Exercise instructions
Reproduce all the entries exactly.

(Collected data entries)
==========

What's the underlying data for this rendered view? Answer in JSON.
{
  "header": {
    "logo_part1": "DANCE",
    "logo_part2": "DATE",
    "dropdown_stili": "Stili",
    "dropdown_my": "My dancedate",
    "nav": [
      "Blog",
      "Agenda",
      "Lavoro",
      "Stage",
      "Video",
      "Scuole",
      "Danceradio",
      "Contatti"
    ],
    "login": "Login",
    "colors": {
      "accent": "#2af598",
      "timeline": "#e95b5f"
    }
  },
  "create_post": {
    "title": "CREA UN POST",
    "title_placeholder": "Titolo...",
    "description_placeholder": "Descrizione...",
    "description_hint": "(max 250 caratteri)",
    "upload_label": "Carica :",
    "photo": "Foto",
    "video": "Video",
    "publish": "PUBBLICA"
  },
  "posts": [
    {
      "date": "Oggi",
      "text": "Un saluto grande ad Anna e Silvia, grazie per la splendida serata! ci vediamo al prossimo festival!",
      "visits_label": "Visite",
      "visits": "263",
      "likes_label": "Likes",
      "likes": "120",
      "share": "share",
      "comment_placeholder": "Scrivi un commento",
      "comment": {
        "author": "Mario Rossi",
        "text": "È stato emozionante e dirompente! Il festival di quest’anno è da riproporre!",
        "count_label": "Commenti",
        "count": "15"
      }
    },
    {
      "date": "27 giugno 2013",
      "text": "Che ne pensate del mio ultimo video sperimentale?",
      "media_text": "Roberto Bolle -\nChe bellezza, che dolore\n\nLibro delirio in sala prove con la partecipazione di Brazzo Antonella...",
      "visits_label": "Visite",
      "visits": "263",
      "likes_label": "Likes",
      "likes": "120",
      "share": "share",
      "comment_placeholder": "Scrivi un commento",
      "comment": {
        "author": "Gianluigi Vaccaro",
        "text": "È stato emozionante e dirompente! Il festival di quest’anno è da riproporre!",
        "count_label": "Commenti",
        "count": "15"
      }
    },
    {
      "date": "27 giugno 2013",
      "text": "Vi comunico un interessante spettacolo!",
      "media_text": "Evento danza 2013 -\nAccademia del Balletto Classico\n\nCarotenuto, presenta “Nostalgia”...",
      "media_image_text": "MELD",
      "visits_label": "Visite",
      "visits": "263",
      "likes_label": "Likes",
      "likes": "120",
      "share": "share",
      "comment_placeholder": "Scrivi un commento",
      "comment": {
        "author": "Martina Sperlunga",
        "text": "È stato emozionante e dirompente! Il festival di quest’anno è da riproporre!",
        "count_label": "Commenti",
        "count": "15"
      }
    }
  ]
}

==========

Task answer
What's the underlying data for this rendered view? Answer in JSON.
{
  "header": {
    "logo_part1": "DANCE",
    "logo_part2": "DATE",
    "dropdown_stili": "Stili",
    "dropdown_my": "My dancedate",
    "nav": [
      "Blog",
      "Agenda",
      "Lavoro",
      "Stage",
      "Video",
      "Scuole",
      "Danceradio",
      "Contatti"
    ],
    "login": "Login",
    "colors": {
      "accent": "#2af598",
      "timeline": "#e95b5f"
    }
  },
  "create_post": {
    "title": "CREA UN POST",
    "title_placeholder": "Titolo...",
    "description_placeholder": "Descrizione...",
    "description_hint": "(max 250 caratteri)",
    "upload_label": "Carica :",
    "photo": "Foto",
    "video": "Video",
    "publish": "PUBBLICA"
  },
  "posts": [
    {
      "date": "Oggi",
      "text": "Un saluto grande ad Anna e Silvia, grazie per la splendida serata! ci vediamo al prossimo festival!",
      "visits_label": "Visite",
      "visits": "263",
      "likes_label": "Likes",
      "likes": "120",
      "share": "share",
      "comment_placeholder": "Scrivi un commento",
      "comment": {
        "author": "Mario Rossi",
        "text": "È stato emozionante e dirompente! Il festival di quest’anno è da riproporre!",
        "count_label": "Commenti",
        "count": "15"
      }
    },
    {
      "date": "27 giugno 2013",
      "text": "Che ne pensate del mio ultimo video sperimentale?",
      "media_text": "Roberto Bolle -\nChe bellezza, che dolore\n\nLibro delirio in sala prove con la partecipazione di Brazzo Antonella...",
      "visits_label": "Visite",
      "visits": "263",
      "likes_label": "Likes",
      "likes": "120",
      "share": "share",
      "comment_placeholder": "Scrivi un commento",
      "comment": {
        "author": "Gianluigi Vaccaro",
        "text": "È stato emozionante e dirompente! Il festival di quest’anno è da riproporre!",
        "count_label": "Commenti",
        "count": "15"
      }
    },
    {
      "date": "27 giugno 2013",
      "text": "Vi comunico un interessante spettacolo!",
      "media_text": "Evento danza 2013 -\nAccademia del Balletto Classico\n\nCarotenuto, presenta “Nostalgia”...",
      "media_image_text": "MELD",
      "visits_label": "Visite",
      "visits": "263",
      "likes_label": "Likes",
      "likes": "120",
      "share": "share",
      "comment_placeholder": "Scrivi un commento",
      "comment": {
        "author": "Martina Sperlunga",
        "text": "È stato emozionante e dirompente! Il festival di quest’anno è da riproporre!",
        "count_label": "Commenti",
        "count": "15"
      }
    }
  ]
}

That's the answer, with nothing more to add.